Each entry below is to be extracted exactly.
^^^^^^^^^^^^^^^^
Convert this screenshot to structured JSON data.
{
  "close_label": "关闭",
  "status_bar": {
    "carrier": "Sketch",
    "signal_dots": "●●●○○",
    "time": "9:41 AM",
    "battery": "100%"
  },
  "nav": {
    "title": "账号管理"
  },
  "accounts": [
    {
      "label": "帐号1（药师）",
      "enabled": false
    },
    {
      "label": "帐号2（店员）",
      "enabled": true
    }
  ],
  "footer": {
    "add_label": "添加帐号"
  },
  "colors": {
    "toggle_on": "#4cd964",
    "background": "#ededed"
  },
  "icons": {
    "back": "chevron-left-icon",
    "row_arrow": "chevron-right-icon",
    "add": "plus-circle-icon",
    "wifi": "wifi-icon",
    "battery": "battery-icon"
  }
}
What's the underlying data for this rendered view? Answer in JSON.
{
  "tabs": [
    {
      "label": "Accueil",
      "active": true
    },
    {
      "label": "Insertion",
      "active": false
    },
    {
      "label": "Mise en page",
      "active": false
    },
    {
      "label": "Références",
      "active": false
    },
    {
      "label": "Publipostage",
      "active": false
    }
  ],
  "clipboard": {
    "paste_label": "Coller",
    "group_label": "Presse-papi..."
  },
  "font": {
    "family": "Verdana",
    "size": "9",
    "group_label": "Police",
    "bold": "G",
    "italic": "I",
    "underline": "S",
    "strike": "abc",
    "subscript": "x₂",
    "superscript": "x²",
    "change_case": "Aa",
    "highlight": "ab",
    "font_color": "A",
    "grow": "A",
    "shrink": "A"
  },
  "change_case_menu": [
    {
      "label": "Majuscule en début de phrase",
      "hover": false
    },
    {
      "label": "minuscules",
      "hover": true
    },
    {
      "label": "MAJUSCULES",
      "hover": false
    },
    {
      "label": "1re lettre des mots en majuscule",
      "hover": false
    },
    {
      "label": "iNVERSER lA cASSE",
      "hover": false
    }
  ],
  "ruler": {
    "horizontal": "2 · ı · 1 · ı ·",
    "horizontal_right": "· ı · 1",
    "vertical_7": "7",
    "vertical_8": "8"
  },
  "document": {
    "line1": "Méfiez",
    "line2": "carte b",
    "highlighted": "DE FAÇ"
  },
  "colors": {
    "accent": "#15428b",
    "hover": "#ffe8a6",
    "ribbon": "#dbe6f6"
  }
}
^^^^^^^^^^^^^^^^
_Full response_
Convert this screenshot to structured JSON data.
{
  "close_label": "关闭",
  "status_bar": {
    "carrier": "Sketch",
    "signal_dots": "●●●○○",
    "time": "9:41 AM",
    "battery": "100%"
  },
  "nav": {
    "title": "账号管理"
  },
  "accounts": [
    {
      "label": "帐号1（药师）",
      "enabled": false
    },
    {
      "label": "帐号2（店员）",
      "enabled": true
    }
  ],
  "footer": {
    "add_label": "添加帐号"
  },
  "colors": {
    "toggle_on": "#4cd964",
    "background": "#ededed"
  },
  "icons": {
    "back": "chevron-left-icon",
    "row_arrow": "chevron-right-icon",
    "add": "plus-circle-icon",
    "wifi": "wifi-icon",
    "battery": "battery-icon"
  }
}
What's the underlying data for this rendered view? Answer in JSON.
{
  "tabs": [
    {
      "label": "Accueil",
      "active": true
    },
    {
      "label": "Insertion",
      "active": false
    },
    {
      "label": "Mise en page",
      "active": false
    },
    {
      "label": "Références",
      "active": false
    },
    {
      "label": "Publipostage",
      "active": false
    }
  ],
  "clipboard": {
    "paste_label": "Coller",
    "group_label": "Presse-papi..."
  },
  "font": {
    "family": "Verdana",
    "size": "9",
    "group_label": "Police",
    "bold": "G",
    "italic": "I",
    "underline": "S",
    "strike": "abc",
    "subscript": "x₂",
    "superscript": "x²",
    "change_case": "Aa",
    "highlight": "ab",
    "font_color": "A",
    "grow": "A",
    "shrink": "A"
  },
  "change_case_menu": [
    {
      "label": "Majuscule en début de phrase",
      "hover": false
    },
    {
      "label": "minuscules",
      "hover": true
    },
    {
      "label": "MAJUSCULES",
      "hover": false
    },
    {
      "label": "1re lettre des mots en majuscule",
      "hover": false
    },
    {
      "label": "iNVERSER lA cASSE",
      "hover": false
    }
  ],
  "ruler": {
    "horizontal": "2 · ı · 1 · ı ·",
    "horizontal_right": "· ı · 1",
    "vertical_7": "7",
    "vertical_8": "8"
  },
  "document": {
    "line1": "Méfiez",
    "line2": "carte b",
    "highlighted": "DE FAÇ"
  },
  "colors": {
    "accent": "#15428b",
    "hover": "#ffe8a6",
    "ribbon": "#dbe6f6"
  }
}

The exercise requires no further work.